Figure collection entries:

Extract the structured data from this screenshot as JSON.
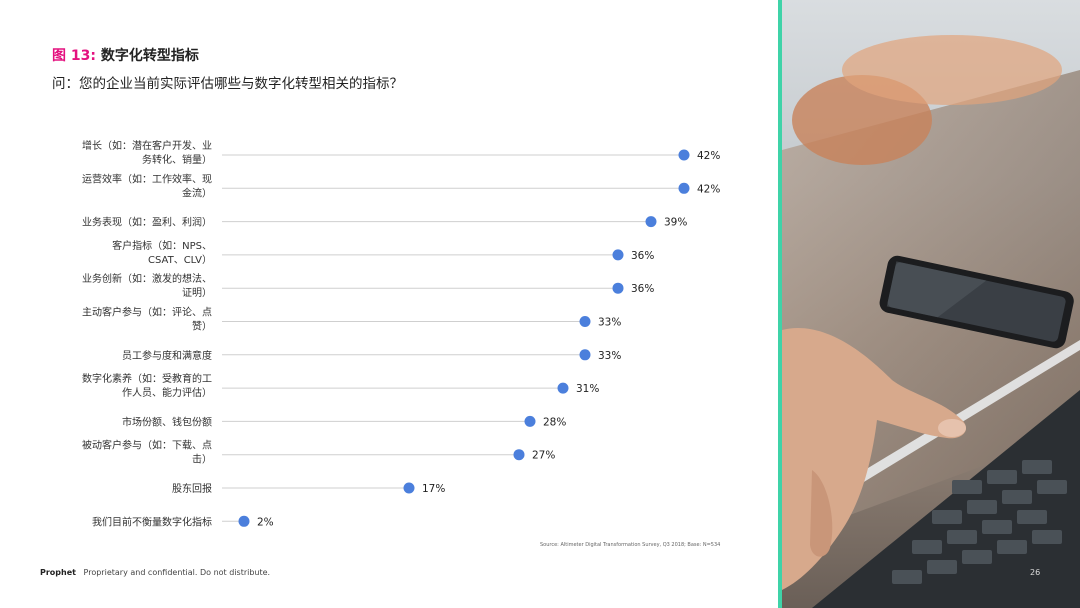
{
  "figure": {
    "number": "图 13:",
    "title": "数字化转型指标",
    "question": "问：您的企业当前实际评估哪些与数字化转型相关的指标？"
  },
  "chart_data": {
    "type": "dot",
    "orientation": "horizontal",
    "xlim": [
      0,
      42
    ],
    "unit": "%",
    "color": "#4b7fdc",
    "categories": [
      [
        "增长（如：潜在客户开发、业",
        "务转化、销量）"
      ],
      [
        "运营效率（如：工作效率、现",
        "金流）"
      ],
      [
        "业务表现（如：盈利、利润）"
      ],
      [
        "客户指标（如：NPS、",
        "CSAT、CLV）"
      ],
      [
        "业务创新（如：激发的想法、",
        "证明）"
      ],
      [
        "主动客户参与（如：评论、点",
        "赞）"
      ],
      [
        "员工参与度和满意度"
      ],
      [
        "数字化素养（如：受教育的工",
        "作人员、能力评估）"
      ],
      [
        "市场份额、钱包份额"
      ],
      [
        "被动客户参与（如：下载、点",
        "击）"
      ],
      [
        "股东回报"
      ],
      [
        "我们目前不衡量数字化指标"
      ]
    ],
    "values": [
      42,
      42,
      39,
      36,
      36,
      33,
      33,
      31,
      28,
      27,
      17,
      2
    ],
    "labels": [
      "42%",
      "42%",
      "39%",
      "36%",
      "36%",
      "33%",
      "33%",
      "31%",
      "28%",
      "27%",
      "17%",
      "2%"
    ]
  },
  "source": "Source: Altimeter Digital Transformation Survey, Q3 2018; Base: N=534",
  "footer": {
    "brand": "Prophet",
    "text": "Proprietary and confidential. Do not distribute.",
    "page": "26"
  },
  "colors": {
    "accent": "#e4117f",
    "divider": "#3fd3a8"
  }
}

WRITTEN TASK >>
Reproduce each entry verbatim, excluding any embedded images.

EXPECTED OUTPUT >>
Extract the structured data from this screenshot as JSON.
{
  "figure": {
    "number": "图 13:",
    "title": "数字化转型指标",
    "question": "问：您的企业当前实际评估哪些与数字化转型相关的指标？"
  },
  "chart_data": {
    "type": "dot",
    "orientation": "horizontal",
    "xlim": [
      0,
      42
    ],
    "unit": "%",
    "color": "#4b7fdc",
    "categories": [
      [
        "增长（如：潜在客户开发、业",
        "务转化、销量）"
      ],
      [
        "运营效率（如：工作效率、现",
        "金流）"
      ],
      [
        "业务表现（如：盈利、利润）"
      ],
      [
        "客户指标（如：NPS、",
        "CSAT、CLV）"
      ],
      [
        "业务创新（如：激发的想法、",
        "证明）"
      ],
      [
        "主动客户参与（如：评论、点",
        "赞）"
      ],
      [
        "员工参与度和满意度"
      ],
      [
        "数字化素养（如：受教育的工",
        "作人员、能力评估）"
      ],
      [
        "市场份额、钱包份额"
      ],
      [
        "被动客户参与（如：下载、点",
        "击）"
      ],
      [
        "股东回报"
      ],
      [
        "我们目前不衡量数字化指标"
      ]
    ],
    "values": [
      42,
      42,
      39,
      36,
      36,
      33,
      33,
      31,
      28,
      27,
      17,
      2
    ],
    "labels": [
      "42%",
      "42%",
      "39%",
      "36%",
      "36%",
      "33%",
      "33%",
      "31%",
      "28%",
      "27%",
      "17%",
      "2%"
    ]
  },
  "source": "Source: Altimeter Digital Transformation Survey, Q3 2018; Base: N=534",
  "footer": {
    "brand": "Prophet",
    "text": "Proprietary and confidential. Do not distribute.",
    "page": "26"
  },
  "colors": {
    "accent": "#e4117f",
    "divider": "#3fd3a8"
  }
}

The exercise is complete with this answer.